— Start of Stored rows —
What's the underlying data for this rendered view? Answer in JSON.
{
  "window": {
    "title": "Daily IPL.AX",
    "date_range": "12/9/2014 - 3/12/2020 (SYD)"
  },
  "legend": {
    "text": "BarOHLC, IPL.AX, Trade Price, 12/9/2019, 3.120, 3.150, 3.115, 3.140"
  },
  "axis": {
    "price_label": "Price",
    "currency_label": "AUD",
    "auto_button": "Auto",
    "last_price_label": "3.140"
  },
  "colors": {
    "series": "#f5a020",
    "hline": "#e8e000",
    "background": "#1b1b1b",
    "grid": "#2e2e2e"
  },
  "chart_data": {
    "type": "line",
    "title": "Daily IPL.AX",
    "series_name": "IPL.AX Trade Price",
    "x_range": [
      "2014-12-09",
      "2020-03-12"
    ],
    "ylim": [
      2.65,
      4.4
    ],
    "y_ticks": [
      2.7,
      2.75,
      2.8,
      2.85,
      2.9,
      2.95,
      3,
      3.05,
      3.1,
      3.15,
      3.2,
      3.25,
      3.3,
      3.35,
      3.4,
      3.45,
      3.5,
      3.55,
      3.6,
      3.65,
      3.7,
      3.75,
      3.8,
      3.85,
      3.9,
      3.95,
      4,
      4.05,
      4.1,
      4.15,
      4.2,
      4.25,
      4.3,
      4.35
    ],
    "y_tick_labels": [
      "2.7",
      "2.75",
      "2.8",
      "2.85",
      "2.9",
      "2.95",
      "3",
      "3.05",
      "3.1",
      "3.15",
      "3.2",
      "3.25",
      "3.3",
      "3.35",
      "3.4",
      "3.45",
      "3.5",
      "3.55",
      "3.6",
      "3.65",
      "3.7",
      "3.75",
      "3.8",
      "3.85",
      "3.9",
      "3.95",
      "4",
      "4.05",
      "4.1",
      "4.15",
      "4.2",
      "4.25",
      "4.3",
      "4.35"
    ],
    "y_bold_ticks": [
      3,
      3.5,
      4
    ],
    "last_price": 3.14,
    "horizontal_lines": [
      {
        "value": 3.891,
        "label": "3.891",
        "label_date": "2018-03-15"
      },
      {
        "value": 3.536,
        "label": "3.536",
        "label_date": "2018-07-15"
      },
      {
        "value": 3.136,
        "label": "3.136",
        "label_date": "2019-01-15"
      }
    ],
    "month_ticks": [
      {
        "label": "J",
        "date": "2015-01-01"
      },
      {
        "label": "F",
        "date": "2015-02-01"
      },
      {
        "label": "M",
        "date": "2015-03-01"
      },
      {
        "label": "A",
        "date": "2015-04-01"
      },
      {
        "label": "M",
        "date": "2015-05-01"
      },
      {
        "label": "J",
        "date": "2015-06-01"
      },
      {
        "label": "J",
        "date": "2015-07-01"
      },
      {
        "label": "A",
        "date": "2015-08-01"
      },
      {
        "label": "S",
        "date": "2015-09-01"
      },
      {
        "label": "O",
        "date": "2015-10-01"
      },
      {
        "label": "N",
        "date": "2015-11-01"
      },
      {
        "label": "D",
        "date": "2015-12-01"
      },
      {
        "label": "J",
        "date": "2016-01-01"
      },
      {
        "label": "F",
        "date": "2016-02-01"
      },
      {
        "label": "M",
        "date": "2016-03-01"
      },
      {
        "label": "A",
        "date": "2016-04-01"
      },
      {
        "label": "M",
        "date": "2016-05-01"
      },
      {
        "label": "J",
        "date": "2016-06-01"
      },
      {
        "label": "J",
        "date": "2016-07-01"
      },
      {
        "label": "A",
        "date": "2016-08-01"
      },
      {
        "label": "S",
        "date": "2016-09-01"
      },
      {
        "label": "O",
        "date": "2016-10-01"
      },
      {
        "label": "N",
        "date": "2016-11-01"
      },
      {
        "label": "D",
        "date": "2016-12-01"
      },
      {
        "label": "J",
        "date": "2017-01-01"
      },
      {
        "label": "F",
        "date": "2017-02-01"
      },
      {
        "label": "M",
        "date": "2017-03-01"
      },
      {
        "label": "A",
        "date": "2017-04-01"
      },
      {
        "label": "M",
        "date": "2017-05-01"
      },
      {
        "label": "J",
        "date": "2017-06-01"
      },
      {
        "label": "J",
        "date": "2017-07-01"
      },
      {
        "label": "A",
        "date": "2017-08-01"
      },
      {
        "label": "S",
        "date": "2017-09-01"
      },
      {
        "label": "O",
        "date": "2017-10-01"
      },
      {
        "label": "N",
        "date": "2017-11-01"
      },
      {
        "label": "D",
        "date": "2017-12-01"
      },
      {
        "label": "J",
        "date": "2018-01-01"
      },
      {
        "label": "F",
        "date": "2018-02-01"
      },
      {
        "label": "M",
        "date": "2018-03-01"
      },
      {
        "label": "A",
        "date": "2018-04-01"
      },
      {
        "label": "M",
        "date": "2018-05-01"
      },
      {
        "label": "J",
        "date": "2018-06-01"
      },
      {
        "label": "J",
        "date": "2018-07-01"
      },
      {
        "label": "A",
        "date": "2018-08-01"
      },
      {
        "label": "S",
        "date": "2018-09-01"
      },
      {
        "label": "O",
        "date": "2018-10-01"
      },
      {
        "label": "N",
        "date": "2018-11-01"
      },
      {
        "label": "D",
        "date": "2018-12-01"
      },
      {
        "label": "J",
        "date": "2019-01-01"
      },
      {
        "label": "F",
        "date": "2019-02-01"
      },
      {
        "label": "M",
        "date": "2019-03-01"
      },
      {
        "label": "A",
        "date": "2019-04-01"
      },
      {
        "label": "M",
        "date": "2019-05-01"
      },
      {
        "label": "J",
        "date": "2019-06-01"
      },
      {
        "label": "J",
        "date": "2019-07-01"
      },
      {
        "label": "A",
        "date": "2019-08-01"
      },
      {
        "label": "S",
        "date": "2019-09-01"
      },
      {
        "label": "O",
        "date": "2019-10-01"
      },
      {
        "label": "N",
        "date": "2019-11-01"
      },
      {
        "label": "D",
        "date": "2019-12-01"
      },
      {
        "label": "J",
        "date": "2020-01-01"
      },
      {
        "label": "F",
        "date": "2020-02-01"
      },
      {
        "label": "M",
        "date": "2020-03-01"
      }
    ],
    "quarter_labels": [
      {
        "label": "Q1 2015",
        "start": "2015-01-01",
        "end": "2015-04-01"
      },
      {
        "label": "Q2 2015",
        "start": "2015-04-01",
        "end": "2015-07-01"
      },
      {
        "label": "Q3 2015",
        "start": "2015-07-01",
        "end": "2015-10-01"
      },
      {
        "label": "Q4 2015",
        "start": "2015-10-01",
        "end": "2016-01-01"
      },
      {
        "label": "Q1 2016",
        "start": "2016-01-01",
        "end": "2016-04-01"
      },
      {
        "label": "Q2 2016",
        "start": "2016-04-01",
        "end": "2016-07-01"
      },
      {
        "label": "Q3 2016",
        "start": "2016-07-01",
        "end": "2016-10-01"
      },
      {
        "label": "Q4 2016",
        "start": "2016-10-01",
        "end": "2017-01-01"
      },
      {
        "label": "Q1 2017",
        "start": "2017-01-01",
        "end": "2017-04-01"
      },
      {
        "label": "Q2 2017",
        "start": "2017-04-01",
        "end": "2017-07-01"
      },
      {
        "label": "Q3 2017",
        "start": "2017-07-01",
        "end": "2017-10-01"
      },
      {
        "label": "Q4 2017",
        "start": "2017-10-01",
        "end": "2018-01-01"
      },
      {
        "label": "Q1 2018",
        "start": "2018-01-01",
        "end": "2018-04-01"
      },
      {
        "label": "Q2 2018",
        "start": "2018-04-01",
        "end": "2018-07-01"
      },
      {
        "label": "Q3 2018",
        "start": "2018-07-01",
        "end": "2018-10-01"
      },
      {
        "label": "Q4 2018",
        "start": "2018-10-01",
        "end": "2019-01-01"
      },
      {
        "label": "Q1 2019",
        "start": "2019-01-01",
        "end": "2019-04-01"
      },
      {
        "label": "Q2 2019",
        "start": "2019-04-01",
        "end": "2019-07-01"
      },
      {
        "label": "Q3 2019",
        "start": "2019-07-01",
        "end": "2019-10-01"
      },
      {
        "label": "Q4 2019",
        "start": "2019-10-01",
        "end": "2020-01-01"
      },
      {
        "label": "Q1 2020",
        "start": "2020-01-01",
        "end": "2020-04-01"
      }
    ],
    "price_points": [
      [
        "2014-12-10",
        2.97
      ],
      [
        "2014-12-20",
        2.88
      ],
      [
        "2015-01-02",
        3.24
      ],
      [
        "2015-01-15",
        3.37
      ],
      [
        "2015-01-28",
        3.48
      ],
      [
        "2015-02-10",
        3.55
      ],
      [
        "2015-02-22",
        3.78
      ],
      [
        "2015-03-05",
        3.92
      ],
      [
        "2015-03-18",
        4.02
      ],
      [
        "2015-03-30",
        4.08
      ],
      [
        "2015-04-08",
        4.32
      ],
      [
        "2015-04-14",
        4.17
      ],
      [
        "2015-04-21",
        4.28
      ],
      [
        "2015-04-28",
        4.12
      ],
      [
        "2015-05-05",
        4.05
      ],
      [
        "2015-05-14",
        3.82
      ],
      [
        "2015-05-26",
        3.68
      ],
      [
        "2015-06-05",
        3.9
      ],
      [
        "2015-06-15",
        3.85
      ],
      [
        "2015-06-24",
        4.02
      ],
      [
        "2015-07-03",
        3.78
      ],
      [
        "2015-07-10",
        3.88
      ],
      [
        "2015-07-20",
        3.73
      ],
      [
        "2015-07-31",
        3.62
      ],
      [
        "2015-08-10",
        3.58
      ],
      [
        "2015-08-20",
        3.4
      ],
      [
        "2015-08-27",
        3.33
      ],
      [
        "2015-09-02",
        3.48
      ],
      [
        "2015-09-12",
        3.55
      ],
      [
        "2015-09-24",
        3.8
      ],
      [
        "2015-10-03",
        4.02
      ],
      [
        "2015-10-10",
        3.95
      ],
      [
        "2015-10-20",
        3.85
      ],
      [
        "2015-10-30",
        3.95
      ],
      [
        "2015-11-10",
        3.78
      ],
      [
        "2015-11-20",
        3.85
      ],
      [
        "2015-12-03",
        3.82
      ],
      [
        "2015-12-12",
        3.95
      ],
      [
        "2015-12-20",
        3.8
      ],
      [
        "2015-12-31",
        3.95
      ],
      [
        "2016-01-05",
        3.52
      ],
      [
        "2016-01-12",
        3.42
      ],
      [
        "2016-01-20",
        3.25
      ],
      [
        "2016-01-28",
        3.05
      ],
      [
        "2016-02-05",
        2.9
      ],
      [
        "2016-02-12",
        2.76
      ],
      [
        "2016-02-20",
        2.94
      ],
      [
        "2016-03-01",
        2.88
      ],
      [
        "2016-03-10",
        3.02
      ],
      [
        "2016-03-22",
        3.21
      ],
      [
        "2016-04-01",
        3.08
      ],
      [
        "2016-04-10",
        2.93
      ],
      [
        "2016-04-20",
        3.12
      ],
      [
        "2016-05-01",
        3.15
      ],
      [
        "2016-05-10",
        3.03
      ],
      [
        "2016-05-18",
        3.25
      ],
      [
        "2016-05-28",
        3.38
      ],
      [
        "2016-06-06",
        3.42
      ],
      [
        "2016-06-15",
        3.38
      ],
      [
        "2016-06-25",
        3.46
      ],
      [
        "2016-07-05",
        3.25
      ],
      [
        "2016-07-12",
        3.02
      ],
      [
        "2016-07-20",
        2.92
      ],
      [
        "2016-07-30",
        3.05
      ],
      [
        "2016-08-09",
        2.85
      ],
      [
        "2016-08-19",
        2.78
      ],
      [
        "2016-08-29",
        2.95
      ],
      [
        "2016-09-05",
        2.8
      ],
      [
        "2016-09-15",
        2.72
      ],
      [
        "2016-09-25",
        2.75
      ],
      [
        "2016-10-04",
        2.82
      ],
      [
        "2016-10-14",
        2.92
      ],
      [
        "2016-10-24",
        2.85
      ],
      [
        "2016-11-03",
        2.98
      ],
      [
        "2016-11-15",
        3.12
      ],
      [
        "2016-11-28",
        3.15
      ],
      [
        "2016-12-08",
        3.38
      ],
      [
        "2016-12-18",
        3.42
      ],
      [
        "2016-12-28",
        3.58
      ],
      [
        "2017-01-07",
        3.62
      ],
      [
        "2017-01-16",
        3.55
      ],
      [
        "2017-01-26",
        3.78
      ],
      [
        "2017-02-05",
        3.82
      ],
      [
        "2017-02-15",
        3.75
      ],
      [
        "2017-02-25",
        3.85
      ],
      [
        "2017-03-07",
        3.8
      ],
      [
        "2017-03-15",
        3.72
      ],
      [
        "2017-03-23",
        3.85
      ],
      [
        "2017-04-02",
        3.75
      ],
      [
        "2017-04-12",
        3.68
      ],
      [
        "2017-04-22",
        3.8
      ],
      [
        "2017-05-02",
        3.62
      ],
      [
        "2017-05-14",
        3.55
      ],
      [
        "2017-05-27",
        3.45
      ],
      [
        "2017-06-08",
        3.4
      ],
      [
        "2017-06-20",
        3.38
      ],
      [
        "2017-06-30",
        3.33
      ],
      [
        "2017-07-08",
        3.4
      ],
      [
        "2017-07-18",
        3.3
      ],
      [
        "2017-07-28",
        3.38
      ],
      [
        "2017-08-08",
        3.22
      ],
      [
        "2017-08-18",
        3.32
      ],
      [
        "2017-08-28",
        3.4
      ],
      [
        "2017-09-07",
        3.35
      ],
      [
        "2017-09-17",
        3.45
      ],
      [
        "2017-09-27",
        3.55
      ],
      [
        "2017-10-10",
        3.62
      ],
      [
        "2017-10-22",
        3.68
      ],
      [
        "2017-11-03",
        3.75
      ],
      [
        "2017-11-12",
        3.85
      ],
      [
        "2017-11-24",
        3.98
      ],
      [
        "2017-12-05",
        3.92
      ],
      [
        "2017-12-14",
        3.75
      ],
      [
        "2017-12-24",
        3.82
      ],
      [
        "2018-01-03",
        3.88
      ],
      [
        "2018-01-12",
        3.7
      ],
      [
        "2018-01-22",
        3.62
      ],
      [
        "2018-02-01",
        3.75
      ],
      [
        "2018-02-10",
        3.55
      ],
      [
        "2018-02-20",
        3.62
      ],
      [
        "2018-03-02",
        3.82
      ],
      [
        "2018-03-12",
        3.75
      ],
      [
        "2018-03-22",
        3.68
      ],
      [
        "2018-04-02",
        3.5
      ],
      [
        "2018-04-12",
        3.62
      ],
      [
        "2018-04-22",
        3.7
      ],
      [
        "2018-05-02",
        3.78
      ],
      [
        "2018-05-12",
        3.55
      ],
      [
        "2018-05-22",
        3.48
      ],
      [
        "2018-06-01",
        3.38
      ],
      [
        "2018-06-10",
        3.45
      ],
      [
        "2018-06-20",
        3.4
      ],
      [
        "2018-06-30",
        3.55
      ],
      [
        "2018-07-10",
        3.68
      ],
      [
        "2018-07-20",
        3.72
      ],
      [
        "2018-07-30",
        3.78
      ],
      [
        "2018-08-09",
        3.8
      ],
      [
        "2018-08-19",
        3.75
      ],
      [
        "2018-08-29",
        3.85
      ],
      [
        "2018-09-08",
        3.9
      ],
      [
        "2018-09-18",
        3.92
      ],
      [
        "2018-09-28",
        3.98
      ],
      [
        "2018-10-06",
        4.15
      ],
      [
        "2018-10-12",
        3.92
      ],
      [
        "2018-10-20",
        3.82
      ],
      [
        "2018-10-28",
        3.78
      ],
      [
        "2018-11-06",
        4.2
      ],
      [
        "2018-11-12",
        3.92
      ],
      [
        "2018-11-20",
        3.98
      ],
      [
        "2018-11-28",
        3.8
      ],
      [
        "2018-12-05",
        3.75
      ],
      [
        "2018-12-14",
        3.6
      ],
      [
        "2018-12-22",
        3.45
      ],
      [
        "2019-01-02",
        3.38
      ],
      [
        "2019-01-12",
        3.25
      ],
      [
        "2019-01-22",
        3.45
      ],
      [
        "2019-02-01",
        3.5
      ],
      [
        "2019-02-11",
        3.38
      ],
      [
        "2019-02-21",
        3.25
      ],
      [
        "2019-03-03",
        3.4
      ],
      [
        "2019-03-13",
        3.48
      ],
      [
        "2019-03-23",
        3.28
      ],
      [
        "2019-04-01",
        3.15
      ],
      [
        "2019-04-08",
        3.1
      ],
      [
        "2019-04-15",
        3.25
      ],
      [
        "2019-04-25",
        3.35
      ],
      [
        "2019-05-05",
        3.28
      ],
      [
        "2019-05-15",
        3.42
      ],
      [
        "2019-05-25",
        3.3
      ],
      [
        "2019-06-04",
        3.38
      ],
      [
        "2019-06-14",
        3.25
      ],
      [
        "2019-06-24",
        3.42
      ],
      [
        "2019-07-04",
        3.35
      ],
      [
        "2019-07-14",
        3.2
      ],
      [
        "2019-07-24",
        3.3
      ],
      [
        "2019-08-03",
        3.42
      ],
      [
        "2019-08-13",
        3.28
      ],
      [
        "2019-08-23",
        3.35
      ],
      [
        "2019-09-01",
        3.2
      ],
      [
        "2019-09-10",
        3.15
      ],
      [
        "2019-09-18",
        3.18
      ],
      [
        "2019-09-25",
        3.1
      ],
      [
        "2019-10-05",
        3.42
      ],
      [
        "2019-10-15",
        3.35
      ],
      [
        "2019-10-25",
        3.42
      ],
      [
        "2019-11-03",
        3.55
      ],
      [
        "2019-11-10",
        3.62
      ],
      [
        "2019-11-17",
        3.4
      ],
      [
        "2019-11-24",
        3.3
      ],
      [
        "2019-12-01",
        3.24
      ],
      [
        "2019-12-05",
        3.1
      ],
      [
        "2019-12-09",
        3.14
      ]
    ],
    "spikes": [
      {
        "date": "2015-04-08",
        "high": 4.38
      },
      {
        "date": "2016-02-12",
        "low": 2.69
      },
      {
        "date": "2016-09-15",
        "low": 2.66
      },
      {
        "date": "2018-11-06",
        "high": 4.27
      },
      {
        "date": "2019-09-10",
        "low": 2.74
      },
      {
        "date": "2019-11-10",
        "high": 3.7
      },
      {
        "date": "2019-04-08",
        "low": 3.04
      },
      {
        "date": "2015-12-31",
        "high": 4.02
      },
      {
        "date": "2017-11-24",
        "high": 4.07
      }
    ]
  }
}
— End of Stored rows —
Task to carry out:
Find the word "high" in the entries, and copy every line it shows up in.

Exercise output:
        "high": 4.38
        "high": 4.27
        "high": 3.7
        "high": 4.02
        "high": 4.07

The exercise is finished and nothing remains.